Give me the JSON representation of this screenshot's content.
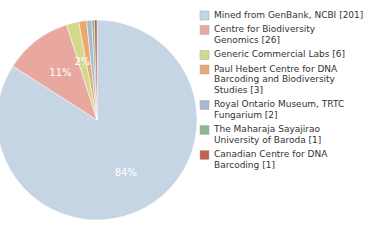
{
  "chart_data": {
    "type": "pie",
    "categories": [
      "Mined from GenBank, NCBI [201]",
      "Centre for Biodiversity\nGenomics [26]",
      "Generic Commercial Labs [6]",
      "Paul Hebert Centre for DNA\nBarcoding and Biodiversity\nStudies [3]",
      "Royal Ontario Museum, TRTC\nFungarium [2]",
      "The Maharaja Sayajirao\nUniversity of Baroda [1]",
      "Canadian Centre for DNA\nBarcoding [1]"
    ],
    "values": [
      84,
      11,
      2,
      1.25,
      0.8333333333333334,
      0.4166666666666667,
      0.4166666666666667
    ],
    "value_labels": [
      "84%",
      "11%",
      "2%",
      null,
      null,
      null,
      null
    ],
    "data_labels": true,
    "colors": [
      "#c5d5e4",
      "#e8a8a0",
      "#d4d88a",
      "#e8a870",
      "#a8b8d0",
      "#8db88a",
      "#c06050"
    ]
  }
}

___

**Task**. Each of the records above needs to be transcribed exactly, apart from its pictures.

**Solved problem**.
Give me the JSON representation of this screenshot's content.
{
  "chart_data": {
    "type": "pie",
    "categories": [
      "Mined from GenBank, NCBI [201]",
      "Centre for Biodiversity\nGenomics [26]",
      "Generic Commercial Labs [6]",
      "Paul Hebert Centre for DNA\nBarcoding and Biodiversity\nStudies [3]",
      "Royal Ontario Museum, TRTC\nFungarium [2]",
      "The Maharaja Sayajirao\nUniversity of Baroda [1]",
      "Canadian Centre for DNA\nBarcoding [1]"
    ],
    "values": [
      84,
      11,
      2,
      1.25,
      0.8333333333333334,
      0.4166666666666667,
      0.4166666666666667
    ],
    "value_labels": [
      "84%",
      "11%",
      "2%",
      null,
      null,
      null,
      null
    ],
    "data_labels": true,
    "colors": [
      "#c5d5e4",
      "#e8a8a0",
      "#d4d88a",
      "#e8a870",
      "#a8b8d0",
      "#8db88a",
      "#c06050"
    ]
  }
}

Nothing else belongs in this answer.